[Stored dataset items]
──────────

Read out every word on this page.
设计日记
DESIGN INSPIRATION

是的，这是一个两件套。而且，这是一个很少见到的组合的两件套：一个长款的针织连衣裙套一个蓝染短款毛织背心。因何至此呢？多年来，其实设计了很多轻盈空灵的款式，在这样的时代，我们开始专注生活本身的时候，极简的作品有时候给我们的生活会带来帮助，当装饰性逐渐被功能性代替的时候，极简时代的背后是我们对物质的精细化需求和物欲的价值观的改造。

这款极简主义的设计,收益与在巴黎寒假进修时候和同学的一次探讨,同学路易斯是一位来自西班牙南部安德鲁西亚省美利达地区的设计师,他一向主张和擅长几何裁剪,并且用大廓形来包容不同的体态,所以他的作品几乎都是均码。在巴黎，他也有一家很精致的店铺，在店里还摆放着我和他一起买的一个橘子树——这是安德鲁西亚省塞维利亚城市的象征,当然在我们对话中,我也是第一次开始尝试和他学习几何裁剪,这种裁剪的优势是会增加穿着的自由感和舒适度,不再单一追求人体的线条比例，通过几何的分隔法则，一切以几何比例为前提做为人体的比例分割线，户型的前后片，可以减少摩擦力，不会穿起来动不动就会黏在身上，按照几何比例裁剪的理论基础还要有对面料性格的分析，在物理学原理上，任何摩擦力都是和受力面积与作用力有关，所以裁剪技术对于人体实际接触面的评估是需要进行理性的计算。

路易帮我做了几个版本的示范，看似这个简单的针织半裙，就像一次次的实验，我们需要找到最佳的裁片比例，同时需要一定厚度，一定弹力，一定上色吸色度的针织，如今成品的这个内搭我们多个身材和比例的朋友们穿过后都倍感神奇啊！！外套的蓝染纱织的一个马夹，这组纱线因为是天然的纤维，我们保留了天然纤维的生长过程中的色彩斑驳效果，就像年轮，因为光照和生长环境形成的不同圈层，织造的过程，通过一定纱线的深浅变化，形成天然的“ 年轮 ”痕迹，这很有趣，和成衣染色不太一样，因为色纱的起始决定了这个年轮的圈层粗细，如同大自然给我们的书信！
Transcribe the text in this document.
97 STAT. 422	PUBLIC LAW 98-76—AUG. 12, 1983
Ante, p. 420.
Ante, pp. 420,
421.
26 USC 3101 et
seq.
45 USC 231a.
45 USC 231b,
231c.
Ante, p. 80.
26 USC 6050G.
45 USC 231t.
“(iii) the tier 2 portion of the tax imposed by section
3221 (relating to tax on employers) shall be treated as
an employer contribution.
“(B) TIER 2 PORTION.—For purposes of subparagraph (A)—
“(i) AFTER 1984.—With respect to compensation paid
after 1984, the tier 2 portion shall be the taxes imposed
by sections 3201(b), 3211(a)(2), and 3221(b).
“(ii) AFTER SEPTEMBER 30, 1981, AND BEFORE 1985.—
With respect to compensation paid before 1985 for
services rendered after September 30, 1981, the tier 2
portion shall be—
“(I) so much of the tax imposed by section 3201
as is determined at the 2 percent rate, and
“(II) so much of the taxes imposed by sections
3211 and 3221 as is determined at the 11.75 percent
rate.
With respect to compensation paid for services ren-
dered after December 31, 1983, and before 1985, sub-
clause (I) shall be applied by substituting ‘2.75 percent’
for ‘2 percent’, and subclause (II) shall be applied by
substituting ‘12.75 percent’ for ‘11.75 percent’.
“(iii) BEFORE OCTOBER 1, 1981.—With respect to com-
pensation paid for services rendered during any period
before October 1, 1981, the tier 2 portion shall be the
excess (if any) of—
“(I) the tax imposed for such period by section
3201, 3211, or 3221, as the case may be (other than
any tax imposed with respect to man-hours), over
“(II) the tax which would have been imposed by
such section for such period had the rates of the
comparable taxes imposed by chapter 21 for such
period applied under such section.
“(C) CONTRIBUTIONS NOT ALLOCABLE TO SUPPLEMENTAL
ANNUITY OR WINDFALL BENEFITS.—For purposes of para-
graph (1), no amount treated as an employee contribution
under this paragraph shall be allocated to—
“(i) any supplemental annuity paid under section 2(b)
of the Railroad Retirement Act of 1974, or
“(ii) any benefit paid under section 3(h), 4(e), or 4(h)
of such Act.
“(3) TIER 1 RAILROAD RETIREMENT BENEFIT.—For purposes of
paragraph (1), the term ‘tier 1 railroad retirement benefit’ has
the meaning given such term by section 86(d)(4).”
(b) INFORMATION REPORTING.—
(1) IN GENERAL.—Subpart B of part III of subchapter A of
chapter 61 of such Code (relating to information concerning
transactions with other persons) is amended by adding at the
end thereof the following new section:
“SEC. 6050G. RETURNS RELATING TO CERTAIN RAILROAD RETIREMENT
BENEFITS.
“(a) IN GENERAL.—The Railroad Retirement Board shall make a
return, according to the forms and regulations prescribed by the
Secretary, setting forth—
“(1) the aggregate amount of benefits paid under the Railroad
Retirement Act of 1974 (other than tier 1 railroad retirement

──────────

In the entries above, some lines may contain the string "compensation"; report how many, without additional comment.

3